▶ Problem description: Count how many lines hold the string "accounting". Give that number alone.

▶ Source data:
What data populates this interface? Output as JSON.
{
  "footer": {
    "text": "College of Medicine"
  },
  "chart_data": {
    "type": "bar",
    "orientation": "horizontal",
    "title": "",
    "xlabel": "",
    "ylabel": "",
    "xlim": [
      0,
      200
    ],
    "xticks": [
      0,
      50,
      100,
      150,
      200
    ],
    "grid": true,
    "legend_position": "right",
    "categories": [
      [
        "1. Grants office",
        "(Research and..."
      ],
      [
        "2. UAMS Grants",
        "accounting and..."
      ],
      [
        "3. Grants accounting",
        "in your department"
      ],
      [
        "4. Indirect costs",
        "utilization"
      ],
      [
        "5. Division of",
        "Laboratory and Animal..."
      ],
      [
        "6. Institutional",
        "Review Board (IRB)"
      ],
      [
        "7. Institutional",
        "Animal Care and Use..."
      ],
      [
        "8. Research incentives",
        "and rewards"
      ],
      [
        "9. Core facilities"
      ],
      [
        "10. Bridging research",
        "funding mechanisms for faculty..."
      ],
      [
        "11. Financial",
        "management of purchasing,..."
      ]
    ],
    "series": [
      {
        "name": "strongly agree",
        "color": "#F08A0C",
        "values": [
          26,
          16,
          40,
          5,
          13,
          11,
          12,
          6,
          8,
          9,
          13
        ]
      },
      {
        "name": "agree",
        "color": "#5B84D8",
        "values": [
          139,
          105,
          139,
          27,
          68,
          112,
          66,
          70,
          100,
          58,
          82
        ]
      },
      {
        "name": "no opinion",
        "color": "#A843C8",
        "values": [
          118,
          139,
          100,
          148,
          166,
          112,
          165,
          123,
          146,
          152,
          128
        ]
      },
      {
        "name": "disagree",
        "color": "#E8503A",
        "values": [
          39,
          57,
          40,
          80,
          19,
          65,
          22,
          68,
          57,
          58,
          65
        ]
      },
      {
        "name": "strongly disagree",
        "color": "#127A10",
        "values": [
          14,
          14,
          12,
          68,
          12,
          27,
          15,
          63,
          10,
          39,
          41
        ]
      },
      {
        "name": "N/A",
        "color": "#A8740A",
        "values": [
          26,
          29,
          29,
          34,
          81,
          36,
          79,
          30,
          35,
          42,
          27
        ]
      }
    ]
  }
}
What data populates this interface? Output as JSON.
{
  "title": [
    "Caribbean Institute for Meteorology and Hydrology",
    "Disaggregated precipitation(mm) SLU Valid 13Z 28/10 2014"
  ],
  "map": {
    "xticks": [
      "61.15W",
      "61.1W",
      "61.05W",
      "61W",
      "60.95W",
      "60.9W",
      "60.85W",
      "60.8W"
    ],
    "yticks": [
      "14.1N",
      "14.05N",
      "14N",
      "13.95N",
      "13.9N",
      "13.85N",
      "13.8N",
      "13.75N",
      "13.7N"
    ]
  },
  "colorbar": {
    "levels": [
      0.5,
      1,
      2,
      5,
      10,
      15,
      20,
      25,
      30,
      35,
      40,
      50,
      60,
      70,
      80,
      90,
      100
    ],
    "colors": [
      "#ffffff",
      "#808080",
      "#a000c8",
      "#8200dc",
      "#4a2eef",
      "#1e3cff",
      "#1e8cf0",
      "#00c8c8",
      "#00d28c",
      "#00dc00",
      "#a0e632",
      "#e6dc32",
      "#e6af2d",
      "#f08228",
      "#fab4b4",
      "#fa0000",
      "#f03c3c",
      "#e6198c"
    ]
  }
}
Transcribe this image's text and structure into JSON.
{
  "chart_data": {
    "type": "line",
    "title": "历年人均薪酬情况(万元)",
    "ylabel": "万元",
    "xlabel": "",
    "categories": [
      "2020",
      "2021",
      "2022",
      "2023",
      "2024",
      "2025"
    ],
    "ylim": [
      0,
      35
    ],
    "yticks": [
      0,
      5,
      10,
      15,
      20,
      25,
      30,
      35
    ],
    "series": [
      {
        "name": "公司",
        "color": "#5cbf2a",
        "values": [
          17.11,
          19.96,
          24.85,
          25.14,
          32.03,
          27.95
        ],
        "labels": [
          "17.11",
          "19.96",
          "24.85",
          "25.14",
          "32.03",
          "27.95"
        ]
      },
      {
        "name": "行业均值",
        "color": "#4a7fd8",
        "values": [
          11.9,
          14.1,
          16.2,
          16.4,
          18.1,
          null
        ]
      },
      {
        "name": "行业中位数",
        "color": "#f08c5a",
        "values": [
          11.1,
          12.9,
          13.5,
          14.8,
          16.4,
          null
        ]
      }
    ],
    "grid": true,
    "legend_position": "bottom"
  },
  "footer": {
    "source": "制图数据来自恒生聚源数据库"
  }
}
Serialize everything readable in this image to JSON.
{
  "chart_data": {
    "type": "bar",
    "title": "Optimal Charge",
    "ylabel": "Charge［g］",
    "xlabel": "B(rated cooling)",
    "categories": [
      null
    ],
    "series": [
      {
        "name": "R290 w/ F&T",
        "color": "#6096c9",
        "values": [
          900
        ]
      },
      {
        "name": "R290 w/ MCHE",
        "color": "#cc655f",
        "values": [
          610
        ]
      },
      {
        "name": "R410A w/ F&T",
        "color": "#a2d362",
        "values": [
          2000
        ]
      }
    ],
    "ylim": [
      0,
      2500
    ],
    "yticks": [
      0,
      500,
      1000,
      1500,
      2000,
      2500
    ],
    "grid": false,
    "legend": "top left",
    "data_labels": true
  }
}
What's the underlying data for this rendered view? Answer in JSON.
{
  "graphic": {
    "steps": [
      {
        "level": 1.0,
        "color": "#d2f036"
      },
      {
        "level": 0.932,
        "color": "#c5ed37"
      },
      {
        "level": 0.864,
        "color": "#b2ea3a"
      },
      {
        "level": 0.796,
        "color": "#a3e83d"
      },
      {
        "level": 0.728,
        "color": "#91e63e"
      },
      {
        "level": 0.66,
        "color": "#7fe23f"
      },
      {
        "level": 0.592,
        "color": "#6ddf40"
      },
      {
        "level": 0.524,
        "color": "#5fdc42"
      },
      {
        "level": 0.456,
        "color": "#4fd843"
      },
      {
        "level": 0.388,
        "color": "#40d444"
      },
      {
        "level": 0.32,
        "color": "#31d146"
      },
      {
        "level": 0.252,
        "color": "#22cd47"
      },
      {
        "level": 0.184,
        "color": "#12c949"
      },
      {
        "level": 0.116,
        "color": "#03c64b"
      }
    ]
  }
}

▶ The answer: 2